* **WHAT THE EXERCISE ASKS**: Rewrite the part of the data that opens with the line containing "Find all labels, buttons, inputs, and" and closes with the line containing "- rating-label: B+: [465, 57, 520, 104]", substituting "callout" for every "annotation" and leaving everything else unchanged. Give only those lines.

* **INPUT ROWS**:
+++
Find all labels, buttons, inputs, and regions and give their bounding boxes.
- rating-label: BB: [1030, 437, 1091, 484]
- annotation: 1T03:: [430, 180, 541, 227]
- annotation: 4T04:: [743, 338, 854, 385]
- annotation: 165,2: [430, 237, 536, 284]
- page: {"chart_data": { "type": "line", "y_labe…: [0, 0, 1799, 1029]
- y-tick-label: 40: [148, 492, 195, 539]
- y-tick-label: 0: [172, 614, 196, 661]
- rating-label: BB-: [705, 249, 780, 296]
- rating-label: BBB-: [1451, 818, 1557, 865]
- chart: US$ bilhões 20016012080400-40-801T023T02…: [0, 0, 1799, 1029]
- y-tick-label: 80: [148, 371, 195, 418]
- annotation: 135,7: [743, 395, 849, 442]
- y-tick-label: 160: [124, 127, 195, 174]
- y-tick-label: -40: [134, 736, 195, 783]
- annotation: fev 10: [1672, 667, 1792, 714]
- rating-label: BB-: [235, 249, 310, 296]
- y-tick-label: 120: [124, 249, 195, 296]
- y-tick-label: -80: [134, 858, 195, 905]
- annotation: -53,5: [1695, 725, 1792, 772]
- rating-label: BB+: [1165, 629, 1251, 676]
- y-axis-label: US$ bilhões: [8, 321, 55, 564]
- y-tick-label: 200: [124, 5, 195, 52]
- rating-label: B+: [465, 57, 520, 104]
+++
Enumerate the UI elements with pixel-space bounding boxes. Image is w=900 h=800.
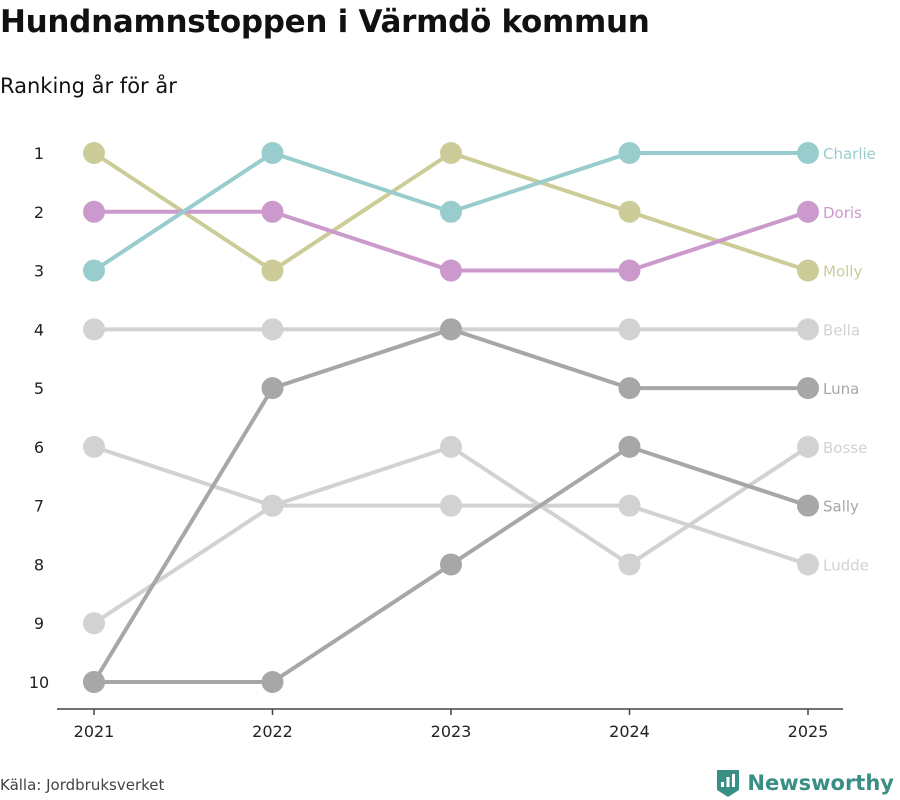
+++
* **OUTPUT**:
Find all labels, buttons, inputs, and regions and give their bounding boxes.
- rating-label: BB: [1030, 437, 1091, 484]
- callout: 1T03:: [430, 180, 541, 227]
- callout: 4T04:: [743, 338, 854, 385]
- callout: 165,2: [430, 237, 536, 284]
- page: {"chart_data": { "type": "line", "y_labe…: [0, 0, 1799, 1029]
- y-tick-label: 40: [148, 492, 195, 539]
- y-tick-label: 0: [172, 614, 196, 661]
- rating-label: BB-: [705, 249, 780, 296]
- rating-label: BBB-: [1451, 818, 1557, 865]
- chart: US$ bilhões 20016012080400-40-801T023T02…: [0, 0, 1799, 1029]
- y-tick-label: 80: [148, 371, 195, 418]
- callout: 135,7: [743, 395, 849, 442]
- y-tick-label: 160: [124, 127, 195, 174]
- y-tick-label: -40: [134, 736, 195, 783]
- callout: fev 10: [1672, 667, 1792, 714]
- rating-label: BB-: [235, 249, 310, 296]
- y-tick-label: 120: [124, 249, 195, 296]
- y-tick-label: -80: [134, 858, 195, 905]
- callout: -53,5: [1695, 725, 1792, 772]
- rating-label: BB+: [1165, 629, 1251, 676]
- y-axis-label: US$ bilhões: [8, 321, 55, 564]
- y-tick-label: 200: [124, 5, 195, 52]
- rating-label: B+: [465, 57, 520, 104]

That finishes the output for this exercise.